**Given instruction:** Reproduce the listing below verbatim, from its first line through the line containing "candle-body [403,452,410,498]", including both ends.

**Records for this task:**
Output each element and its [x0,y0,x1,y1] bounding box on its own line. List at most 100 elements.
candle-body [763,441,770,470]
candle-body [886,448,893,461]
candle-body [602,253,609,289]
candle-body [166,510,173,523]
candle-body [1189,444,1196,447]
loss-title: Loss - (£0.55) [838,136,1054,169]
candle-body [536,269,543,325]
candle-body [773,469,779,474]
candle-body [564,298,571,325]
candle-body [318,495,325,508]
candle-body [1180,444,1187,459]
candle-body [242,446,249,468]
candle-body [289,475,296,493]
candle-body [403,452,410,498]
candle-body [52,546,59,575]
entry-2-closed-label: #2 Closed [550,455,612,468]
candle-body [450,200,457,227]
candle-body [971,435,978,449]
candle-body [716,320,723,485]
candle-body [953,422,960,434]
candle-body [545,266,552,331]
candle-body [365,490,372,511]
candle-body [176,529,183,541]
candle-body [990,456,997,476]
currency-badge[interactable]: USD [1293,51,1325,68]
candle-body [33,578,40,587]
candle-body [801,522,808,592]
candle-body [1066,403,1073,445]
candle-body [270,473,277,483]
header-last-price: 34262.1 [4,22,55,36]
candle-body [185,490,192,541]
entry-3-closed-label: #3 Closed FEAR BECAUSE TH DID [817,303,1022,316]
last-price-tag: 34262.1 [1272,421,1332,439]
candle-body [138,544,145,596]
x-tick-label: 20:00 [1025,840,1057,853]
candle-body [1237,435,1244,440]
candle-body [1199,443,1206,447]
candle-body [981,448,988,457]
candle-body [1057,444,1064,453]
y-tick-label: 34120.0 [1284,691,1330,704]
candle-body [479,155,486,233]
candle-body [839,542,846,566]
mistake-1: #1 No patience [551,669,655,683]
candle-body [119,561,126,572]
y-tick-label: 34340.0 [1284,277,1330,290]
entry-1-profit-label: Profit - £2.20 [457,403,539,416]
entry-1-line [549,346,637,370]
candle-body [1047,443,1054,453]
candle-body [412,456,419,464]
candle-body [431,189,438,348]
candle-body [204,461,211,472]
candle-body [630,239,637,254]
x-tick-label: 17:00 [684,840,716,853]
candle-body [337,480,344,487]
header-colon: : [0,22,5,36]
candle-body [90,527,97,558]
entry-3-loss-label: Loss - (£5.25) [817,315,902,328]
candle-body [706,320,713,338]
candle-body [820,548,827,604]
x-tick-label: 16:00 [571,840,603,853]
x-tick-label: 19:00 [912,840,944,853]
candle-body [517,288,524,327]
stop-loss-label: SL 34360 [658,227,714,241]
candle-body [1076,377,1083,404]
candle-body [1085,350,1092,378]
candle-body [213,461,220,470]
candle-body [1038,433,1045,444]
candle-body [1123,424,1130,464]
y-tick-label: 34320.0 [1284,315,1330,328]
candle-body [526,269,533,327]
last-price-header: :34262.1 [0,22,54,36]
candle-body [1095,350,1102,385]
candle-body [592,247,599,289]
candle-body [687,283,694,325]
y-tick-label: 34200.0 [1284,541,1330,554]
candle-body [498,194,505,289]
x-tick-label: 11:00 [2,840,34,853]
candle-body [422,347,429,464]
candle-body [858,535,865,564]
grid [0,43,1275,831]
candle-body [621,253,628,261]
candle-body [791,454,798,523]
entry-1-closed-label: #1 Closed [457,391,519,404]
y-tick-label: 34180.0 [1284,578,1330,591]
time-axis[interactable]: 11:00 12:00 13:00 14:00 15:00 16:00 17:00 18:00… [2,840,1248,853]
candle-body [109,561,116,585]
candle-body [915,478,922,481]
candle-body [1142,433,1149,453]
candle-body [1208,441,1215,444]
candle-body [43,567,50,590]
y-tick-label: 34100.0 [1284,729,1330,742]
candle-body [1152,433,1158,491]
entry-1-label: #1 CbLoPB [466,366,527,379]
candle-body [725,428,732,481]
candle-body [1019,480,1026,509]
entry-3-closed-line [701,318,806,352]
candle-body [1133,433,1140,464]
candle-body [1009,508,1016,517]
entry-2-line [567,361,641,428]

**In response:**
Output each element and its [x0,y0,x1,y1] bounding box on its own line. List at most 100 elements.
candle-body [763,441,770,470]
candle-body [886,448,893,461]
candle-body [602,253,609,289]
candle-body [166,510,173,523]
candle-body [1189,444,1196,447]
loss-title: Loss - (£0.55) [838,136,1054,169]
candle-body [536,269,543,325]
candle-body [773,469,779,474]
candle-body [564,298,571,325]
candle-body [318,495,325,508]
candle-body [1180,444,1187,459]
candle-body [242,446,249,468]
candle-body [289,475,296,493]
candle-body [403,452,410,498]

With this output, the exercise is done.